# REQUIREMENTS:
Each entry below is to be written out exactly, and the pictures are to be left out.

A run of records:
╭──

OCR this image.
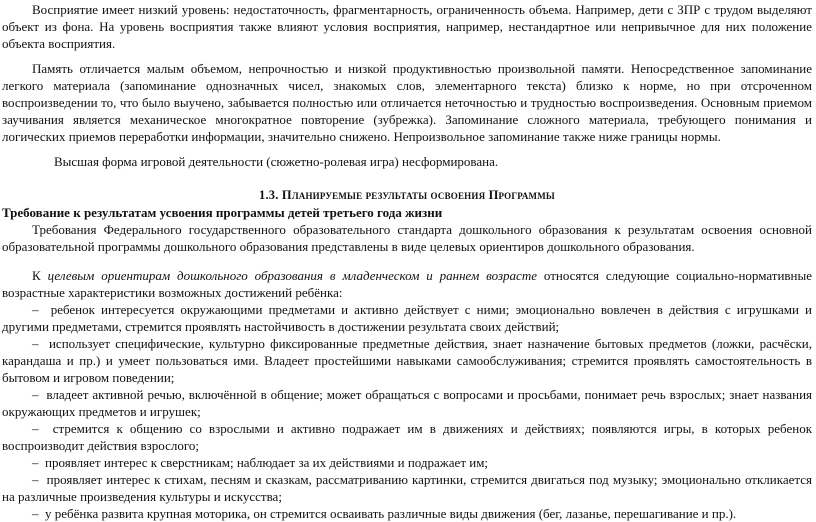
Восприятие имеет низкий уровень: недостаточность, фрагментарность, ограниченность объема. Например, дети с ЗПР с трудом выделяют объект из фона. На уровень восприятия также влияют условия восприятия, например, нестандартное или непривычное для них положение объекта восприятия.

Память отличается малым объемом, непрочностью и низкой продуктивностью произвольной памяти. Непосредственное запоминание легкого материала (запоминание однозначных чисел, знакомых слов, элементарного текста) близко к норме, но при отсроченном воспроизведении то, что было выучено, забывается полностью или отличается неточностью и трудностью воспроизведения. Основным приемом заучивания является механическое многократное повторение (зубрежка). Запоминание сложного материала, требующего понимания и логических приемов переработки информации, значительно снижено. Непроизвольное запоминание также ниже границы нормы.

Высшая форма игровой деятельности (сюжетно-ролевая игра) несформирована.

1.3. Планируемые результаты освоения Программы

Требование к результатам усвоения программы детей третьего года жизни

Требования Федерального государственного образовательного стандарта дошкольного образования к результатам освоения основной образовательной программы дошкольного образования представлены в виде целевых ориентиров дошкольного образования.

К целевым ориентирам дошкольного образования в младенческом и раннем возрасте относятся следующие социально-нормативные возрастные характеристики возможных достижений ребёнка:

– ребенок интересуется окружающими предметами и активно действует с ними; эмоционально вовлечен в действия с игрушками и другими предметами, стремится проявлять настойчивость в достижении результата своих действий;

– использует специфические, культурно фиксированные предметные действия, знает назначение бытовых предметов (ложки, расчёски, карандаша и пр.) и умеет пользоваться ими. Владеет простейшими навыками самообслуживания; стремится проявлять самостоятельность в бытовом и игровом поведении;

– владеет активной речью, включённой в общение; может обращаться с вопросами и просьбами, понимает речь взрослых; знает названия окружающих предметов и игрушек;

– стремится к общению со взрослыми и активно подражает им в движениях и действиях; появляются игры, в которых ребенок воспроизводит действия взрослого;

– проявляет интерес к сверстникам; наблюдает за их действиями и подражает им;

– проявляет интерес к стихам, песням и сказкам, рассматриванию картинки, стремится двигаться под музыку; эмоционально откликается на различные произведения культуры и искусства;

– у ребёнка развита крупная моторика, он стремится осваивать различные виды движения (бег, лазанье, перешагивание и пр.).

╰──

# SOLUTION TO THE PROBLEM:
OCR this image.
Восприятие имеет низкий уровень: недостаточность, фрагментарность, ограниченность объема. Например, дети с ЗПР с трудом выделяют объект из фона. На уровень восприятия также влияют условия восприятия, например, нестандартное или непривычное для них положение объекта восприятия.

Память отличается малым объемом, непрочностью и низкой продуктивностью произвольной памяти. Непосредственное запоминание легкого материала (запоминание однозначных чисел, знакомых слов, элементарного текста) близко к норме, но при отсроченном воспроизведении то, что было выучено, забывается полностью или отличается неточностью и трудностью воспроизведения. Основным приемом заучивания является механическое многократное повторение (зубрежка). Запоминание сложного материала, требующего понимания и логических приемов переработки информации, значительно снижено. Непроизвольное запоминание также ниже границы нормы.

Высшая форма игровой деятельности (сюжетно-ролевая игра) несформирована.

1.3. Планируемые результаты освоения Программы

Требование к результатам усвоения программы детей третьего года жизни

Требования Федерального государственного образовательного стандарта дошкольного образования к результатам освоения основной образовательной программы дошкольного образования представлены в виде целевых ориентиров дошкольного образования.

К целевым ориентирам дошкольного образования в младенческом и раннем возрасте относятся следующие социально-нормативные возрастные характеристики возможных достижений ребёнка:

– ребенок интересуется окружающими предметами и активно действует с ними; эмоционально вовлечен в действия с игрушками и другими предметами, стремится проявлять настойчивость в достижении результата своих действий;

– использует специфические, культурно фиксированные предметные действия, знает назначение бытовых предметов (ложки, расчёски, карандаша и пр.) и умеет пользоваться ими. Владеет простейшими навыками самообслуживания; стремится проявлять самостоятельность в бытовом и игровом поведении;

– владеет активной речью, включённой в общение; может обращаться с вопросами и просьбами, понимает речь взрослых; знает названия окружающих предметов и игрушек;

– стремится к общению со взрослыми и активно подражает им в движениях и действиях; появляются игры, в которых ребенок воспроизводит действия взрослого;

– проявляет интерес к сверстникам; наблюдает за их действиями и подражает им;

– проявляет интерес к стихам, песням и сказкам, рассматриванию картинки, стремится двигаться под музыку; эмоционально откликается на различные произведения культуры и искусства;

– у ребёнка развита крупная моторика, он стремится осваивать различные виды движения (бег, лазанье, перешагивание и пр.).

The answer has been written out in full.